## start SOURCE RECORDS

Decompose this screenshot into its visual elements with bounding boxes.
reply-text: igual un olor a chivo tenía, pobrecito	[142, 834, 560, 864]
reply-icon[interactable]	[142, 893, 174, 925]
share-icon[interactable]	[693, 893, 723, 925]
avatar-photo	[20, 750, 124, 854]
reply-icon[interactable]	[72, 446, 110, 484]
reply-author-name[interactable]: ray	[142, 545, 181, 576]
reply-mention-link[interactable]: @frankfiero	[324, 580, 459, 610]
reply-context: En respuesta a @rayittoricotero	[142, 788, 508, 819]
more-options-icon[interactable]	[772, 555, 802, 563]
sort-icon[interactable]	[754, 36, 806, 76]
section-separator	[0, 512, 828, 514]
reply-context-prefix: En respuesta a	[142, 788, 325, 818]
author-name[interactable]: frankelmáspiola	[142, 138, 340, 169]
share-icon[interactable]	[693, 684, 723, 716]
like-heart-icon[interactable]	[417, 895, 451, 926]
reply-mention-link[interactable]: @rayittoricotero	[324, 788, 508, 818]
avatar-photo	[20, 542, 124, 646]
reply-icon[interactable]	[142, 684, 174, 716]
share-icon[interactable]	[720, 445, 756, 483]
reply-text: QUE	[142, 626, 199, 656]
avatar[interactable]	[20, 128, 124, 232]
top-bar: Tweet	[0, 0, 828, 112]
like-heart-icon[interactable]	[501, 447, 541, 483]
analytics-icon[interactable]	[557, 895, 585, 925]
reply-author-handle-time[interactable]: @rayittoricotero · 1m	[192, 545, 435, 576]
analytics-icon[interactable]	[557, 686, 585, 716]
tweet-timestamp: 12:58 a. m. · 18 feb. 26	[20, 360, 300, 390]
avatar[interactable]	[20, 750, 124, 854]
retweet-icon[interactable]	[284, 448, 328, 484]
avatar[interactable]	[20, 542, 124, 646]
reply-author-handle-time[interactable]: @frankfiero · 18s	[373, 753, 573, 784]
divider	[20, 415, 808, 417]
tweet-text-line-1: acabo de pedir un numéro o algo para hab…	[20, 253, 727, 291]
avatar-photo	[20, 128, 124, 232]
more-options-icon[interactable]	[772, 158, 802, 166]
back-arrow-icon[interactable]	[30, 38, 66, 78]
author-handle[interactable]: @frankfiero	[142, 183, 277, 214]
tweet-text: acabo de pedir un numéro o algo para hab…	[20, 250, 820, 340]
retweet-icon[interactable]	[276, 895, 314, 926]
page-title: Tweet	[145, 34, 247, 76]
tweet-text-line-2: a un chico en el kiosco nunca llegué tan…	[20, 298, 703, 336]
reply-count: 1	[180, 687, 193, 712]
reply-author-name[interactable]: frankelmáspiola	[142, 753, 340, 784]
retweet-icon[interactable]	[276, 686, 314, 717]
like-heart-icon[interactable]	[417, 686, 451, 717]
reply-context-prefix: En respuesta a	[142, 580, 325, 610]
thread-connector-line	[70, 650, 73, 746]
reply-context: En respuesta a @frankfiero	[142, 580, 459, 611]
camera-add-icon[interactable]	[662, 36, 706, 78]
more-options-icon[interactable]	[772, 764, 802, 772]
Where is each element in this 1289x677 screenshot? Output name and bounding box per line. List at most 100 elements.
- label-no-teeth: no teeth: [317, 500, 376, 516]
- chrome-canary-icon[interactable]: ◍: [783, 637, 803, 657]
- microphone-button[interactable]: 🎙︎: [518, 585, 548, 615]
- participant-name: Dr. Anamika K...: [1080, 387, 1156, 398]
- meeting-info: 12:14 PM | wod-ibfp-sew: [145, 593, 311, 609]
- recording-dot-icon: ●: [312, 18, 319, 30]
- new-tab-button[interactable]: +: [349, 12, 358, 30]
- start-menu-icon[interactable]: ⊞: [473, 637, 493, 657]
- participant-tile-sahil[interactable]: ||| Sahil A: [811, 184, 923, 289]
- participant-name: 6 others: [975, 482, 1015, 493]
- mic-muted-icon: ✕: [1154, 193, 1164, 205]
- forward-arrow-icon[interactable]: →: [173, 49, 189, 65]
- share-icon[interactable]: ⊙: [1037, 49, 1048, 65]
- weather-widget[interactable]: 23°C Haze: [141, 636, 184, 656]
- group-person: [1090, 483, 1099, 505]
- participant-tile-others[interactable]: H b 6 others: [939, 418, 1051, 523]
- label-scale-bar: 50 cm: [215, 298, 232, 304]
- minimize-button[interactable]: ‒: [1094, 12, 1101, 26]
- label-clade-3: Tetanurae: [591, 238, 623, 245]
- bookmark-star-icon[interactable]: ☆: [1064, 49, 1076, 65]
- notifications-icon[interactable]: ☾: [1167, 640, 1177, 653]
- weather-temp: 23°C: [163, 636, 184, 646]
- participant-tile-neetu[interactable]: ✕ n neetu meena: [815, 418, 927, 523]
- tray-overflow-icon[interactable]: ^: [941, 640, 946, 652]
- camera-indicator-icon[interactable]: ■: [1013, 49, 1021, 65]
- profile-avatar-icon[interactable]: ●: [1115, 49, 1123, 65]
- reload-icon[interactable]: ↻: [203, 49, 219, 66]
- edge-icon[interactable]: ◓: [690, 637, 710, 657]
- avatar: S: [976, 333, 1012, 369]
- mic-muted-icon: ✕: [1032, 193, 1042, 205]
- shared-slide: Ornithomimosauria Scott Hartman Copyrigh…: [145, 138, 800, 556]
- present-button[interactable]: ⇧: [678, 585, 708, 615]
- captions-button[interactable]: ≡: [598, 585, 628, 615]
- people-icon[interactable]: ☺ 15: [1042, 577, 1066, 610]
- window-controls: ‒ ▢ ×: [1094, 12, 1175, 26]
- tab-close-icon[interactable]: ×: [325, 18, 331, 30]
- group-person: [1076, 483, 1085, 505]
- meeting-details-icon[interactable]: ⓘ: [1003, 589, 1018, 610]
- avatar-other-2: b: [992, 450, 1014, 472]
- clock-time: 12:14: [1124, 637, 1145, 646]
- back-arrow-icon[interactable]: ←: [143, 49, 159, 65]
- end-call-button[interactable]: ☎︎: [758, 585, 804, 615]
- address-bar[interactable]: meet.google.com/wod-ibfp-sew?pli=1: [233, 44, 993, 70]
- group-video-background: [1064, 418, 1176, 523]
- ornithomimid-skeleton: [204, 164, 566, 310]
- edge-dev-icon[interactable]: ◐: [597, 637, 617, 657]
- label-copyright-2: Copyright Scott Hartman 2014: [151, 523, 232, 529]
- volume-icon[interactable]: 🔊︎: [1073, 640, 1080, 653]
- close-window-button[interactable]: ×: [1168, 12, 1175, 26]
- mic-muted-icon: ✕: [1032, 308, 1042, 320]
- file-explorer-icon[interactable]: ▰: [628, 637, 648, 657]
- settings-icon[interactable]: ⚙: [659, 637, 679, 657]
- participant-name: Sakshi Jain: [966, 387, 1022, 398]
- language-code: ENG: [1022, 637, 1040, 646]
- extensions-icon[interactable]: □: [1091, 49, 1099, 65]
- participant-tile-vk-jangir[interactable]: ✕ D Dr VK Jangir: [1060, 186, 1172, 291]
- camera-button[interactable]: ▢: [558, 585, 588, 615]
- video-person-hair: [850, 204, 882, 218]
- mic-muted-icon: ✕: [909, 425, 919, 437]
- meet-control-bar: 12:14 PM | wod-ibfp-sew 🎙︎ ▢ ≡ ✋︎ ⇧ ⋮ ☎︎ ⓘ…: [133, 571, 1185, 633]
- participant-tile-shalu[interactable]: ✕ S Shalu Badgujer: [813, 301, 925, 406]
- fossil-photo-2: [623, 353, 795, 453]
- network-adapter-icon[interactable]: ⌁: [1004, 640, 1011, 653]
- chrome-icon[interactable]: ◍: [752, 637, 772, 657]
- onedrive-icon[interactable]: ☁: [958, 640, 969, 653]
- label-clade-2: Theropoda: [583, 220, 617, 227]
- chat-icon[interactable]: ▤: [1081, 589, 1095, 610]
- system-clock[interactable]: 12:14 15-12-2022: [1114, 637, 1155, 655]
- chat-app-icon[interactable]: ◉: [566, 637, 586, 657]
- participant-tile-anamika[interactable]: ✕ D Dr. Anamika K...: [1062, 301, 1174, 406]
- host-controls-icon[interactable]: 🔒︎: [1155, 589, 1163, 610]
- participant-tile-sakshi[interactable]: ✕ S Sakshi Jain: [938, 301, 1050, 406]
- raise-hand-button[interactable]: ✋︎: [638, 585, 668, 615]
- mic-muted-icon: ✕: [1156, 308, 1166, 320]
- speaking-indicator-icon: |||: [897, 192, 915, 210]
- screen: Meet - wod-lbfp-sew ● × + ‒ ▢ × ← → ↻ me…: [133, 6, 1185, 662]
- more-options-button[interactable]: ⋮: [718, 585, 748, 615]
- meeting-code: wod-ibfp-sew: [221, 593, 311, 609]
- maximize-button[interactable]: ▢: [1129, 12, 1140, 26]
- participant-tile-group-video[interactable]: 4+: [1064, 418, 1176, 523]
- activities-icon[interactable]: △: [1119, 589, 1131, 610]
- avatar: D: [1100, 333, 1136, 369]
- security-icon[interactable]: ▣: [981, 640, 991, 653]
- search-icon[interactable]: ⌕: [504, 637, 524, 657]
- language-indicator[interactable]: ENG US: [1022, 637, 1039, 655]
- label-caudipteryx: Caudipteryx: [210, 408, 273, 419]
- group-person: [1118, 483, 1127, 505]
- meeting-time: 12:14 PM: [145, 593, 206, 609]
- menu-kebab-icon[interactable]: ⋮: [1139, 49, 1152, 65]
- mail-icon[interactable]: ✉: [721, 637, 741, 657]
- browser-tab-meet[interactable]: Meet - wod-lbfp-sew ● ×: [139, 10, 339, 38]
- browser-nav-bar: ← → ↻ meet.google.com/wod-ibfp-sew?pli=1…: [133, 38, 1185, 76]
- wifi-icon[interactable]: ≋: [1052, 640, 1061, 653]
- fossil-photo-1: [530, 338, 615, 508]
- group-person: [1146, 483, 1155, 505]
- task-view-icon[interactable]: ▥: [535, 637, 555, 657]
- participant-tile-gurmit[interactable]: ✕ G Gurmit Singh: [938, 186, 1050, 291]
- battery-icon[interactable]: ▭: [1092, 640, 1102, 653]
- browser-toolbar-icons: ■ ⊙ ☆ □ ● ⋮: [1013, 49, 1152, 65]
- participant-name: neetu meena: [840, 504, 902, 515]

## end SOURCE RECORDS

### WHAT YOU HAVE TO DO
Filter the records above down to the lines that contain the string "clock", and copy each of those lines.

### SOLUTION FOR THIS TASK
- clock-time: 12:14: [1124, 637, 1145, 646]
- system-clock[interactable]: 12:14 15-12-2022: [1114, 637, 1155, 655]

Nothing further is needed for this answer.